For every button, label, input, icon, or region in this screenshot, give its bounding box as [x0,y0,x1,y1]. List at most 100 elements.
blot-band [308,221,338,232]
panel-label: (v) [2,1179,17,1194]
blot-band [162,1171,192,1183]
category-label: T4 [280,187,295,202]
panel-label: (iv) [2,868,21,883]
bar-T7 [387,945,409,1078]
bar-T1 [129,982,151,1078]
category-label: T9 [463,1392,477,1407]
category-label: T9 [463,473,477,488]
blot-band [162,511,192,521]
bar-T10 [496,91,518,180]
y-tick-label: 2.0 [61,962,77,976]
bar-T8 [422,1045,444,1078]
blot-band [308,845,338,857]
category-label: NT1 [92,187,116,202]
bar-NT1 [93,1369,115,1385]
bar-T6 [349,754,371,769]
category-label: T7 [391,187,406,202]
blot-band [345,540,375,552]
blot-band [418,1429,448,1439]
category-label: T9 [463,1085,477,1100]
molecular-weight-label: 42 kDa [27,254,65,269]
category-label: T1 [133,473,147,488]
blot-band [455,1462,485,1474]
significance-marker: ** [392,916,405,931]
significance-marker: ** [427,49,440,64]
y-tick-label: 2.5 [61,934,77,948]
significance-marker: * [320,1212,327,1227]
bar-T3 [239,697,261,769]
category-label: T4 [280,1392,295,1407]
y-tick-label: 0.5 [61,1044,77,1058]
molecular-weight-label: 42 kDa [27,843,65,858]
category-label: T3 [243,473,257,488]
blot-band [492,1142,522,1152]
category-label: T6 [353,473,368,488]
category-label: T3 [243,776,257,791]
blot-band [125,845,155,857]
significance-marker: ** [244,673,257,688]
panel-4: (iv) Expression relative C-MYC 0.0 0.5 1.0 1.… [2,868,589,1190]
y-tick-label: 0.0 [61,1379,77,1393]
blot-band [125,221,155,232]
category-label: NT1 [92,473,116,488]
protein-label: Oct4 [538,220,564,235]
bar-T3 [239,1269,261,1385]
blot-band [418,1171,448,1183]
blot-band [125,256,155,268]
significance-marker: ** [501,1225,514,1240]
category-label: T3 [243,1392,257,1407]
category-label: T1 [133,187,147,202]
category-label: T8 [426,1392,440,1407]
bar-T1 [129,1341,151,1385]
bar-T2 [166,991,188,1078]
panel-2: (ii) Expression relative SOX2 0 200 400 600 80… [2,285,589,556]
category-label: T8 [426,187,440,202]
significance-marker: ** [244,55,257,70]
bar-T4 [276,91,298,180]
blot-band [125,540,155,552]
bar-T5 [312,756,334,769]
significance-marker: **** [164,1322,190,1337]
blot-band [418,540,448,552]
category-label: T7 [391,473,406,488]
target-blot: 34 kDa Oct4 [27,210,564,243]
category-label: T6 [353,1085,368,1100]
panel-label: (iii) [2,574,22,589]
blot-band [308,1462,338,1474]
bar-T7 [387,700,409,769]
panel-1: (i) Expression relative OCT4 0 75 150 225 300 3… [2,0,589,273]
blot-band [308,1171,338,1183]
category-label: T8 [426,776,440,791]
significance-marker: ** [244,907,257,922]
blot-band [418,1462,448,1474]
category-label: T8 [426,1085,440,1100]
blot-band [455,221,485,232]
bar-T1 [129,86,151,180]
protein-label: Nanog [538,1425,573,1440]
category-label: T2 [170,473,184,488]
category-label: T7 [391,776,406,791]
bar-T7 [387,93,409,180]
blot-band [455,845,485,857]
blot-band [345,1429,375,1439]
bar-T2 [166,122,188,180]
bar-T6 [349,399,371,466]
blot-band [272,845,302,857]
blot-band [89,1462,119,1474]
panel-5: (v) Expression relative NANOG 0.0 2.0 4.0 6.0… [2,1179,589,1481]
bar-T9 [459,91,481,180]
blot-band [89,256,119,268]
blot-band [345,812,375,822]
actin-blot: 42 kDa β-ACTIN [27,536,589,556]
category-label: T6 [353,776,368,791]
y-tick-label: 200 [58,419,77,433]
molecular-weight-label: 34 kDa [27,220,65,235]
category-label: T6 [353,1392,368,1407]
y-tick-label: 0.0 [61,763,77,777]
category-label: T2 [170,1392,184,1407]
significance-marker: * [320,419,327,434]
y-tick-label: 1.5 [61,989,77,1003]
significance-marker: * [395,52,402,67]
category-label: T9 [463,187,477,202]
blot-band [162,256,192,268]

● ● ● ● ● ● ●

◆ **Task to complete**: Extract each line from the entries above that contains the string "significance".

◆ **Completed exercise**:
significance-marker: ** [392,916,405,931]
significance-marker: ** [427,49,440,64]
significance-marker: * [320,1212,327,1227]
significance-marker: ** [244,673,257,688]
significance-marker: ** [501,1225,514,1240]
significance-marker: ** [244,55,257,70]
significance-marker: **** [164,1322,190,1337]
significance-marker: ** [244,907,257,922]
significance-marker: * [320,419,327,434]
significance-marker: * [395,52,402,67]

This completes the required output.